__WHAT THE TASK ASKS__
Please output the lines shown below exactly as they appear.
[BEGIN PROVIDED RECORDS]
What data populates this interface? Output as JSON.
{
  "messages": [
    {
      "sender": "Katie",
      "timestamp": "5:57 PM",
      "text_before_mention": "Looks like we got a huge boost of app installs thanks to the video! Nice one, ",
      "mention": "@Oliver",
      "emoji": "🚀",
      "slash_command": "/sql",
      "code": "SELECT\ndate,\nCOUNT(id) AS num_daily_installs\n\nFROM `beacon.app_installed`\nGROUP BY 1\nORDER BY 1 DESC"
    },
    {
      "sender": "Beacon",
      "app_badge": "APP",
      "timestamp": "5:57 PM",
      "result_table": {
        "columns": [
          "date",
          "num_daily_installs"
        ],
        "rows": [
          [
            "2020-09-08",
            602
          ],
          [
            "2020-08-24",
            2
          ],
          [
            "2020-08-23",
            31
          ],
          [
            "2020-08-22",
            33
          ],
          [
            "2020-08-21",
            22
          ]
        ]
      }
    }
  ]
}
[END PROVIDED RECORDS]
__COMPLETE RESPONSE__
What data populates this interface? Output as JSON.
{
  "messages": [
    {
      "sender": "Katie",
      "timestamp": "5:57 PM",
      "text_before_mention": "Looks like we got a huge boost of app installs thanks to the video! Nice one, ",
      "mention": "@Oliver",
      "emoji": "🚀",
      "slash_command": "/sql",
      "code": "SELECT\ndate,\nCOUNT(id) AS num_daily_installs\n\nFROM `beacon.app_installed`\nGROUP BY 1\nORDER BY 1 DESC"
    },
    {
      "sender": "Beacon",
      "app_badge": "APP",
      "timestamp": "5:57 PM",
      "result_table": {
        "columns": [
          "date",
          "num_daily_installs"
        ],
        "rows": [
          [
            "2020-09-08",
            602
          ],
          [
            "2020-08-24",
            2
          ],
          [
            "2020-08-23",
            31
          ],
          [
            "2020-08-22",
            33
          ],
          [
            "2020-08-21",
            22
          ]
        ]
      }
    }
  ]
}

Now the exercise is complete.